All the data below goes into the copy word for word, but the pictures don't.

- **Listed records**:
[BEGIN]
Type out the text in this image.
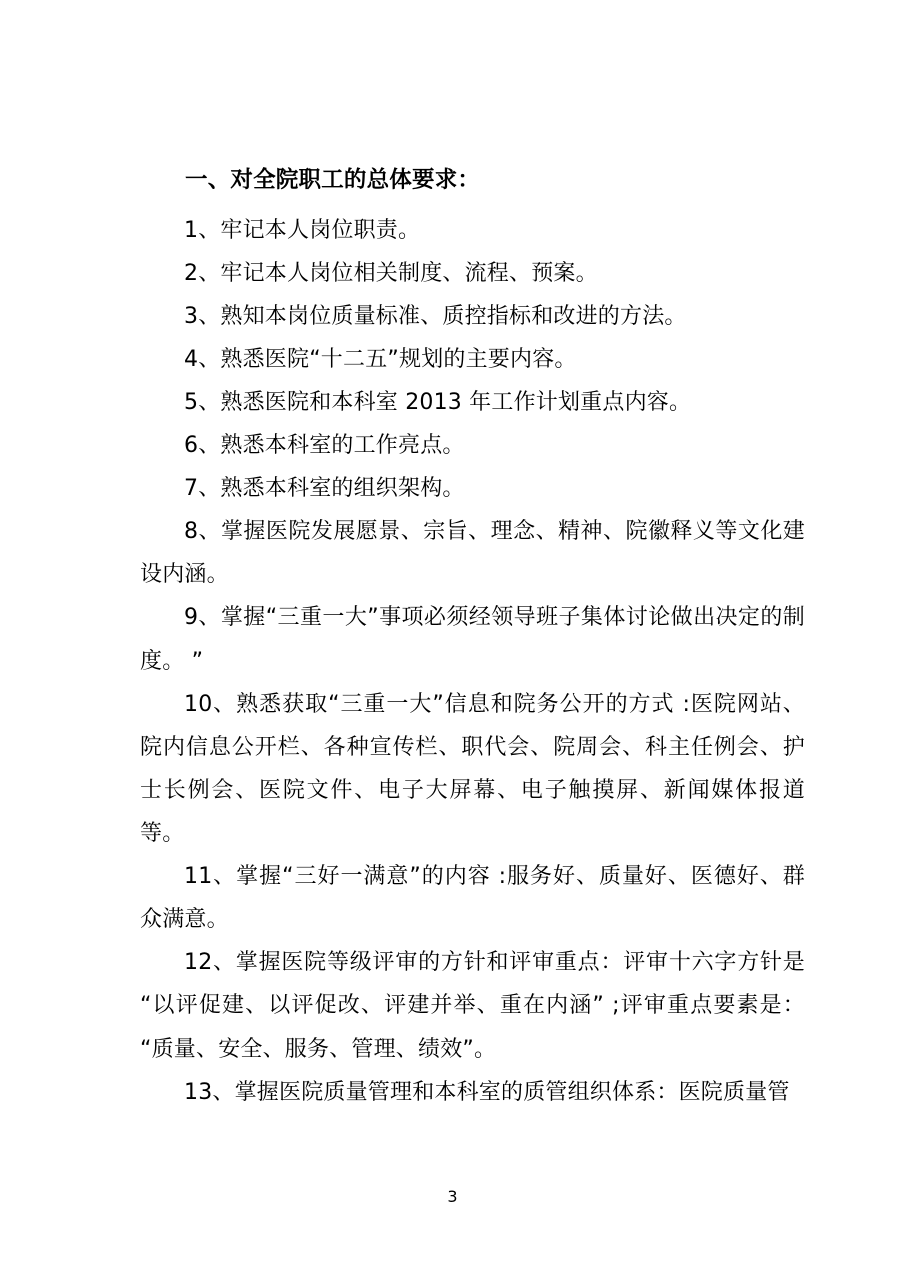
一、对全院职工的总体要求：

1、牢记本人岗位职责。

2、牢记本人岗位相关制度、流程、预案。

3、熟知本岗位质量标准、质控指标和改进的方法。

4、熟悉医院“十二五”规划的主要内容。

5、熟悉医院和本科室 2013 年工作计划重点内容。

6、熟悉本科室的工作亮点。

7、熟悉本科室的组织架构。

8、掌握医院发展愿景、宗旨、理念、精神、院徽释义等文化建设内涵。

9、掌握“三重一大”事项必须经领导班子集体讨论做出决定的制度。 ”

10、熟悉获取“三重一大”信息和院务公开的方式 :医院网站、院内信息公开栏、各种宣传栏、职代会、院周会、科主任例会、护士长例会、医院文件、电子大屏幕、电子触摸屏、新闻媒体报道等。

11、掌握“三好一满意”的内容 :服务好、质量好、医德好、群众满意。

12、掌握医院等级评审的方针和评审重点：评审十六字方针是“以评促建、以评促改、评建并举、重在内涵” ;评审重点要素是：“质量、安全、服务、管理、绩效”。

13、掌握医院质量管理和本科室的质管组织体系：医院质量管

3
[END]
- **Solution for this task**:
Type out the text in this image.
一、对全院职工的总体要求：

1、牢记本人岗位职责。

2、牢记本人岗位相关制度、流程、预案。

3、熟知本岗位质量标准、质控指标和改进的方法。

4、熟悉医院“十二五”规划的主要内容。

5、熟悉医院和本科室 2013 年工作计划重点内容。

6、熟悉本科室的工作亮点。

7、熟悉本科室的组织架构。

8、掌握医院发展愿景、宗旨、理念、精神、院徽释义等文化建设内涵。

9、掌握“三重一大”事项必须经领导班子集体讨论做出决定的制度。 ”

10、熟悉获取“三重一大”信息和院务公开的方式 :医院网站、院内信息公开栏、各种宣传栏、职代会、院周会、科主任例会、护士长例会、医院文件、电子大屏幕、电子触摸屏、新闻媒体报道等。

11、掌握“三好一满意”的内容 :服务好、质量好、医德好、群众满意。

12、掌握医院等级评审的方针和评审重点：评审十六字方针是“以评促建、以评促改、评建并举、重在内涵” ;评审重点要素是：“质量、安全、服务、管理、绩效”。

13、掌握医院质量管理和本科室的质管组织体系：医院质量管

3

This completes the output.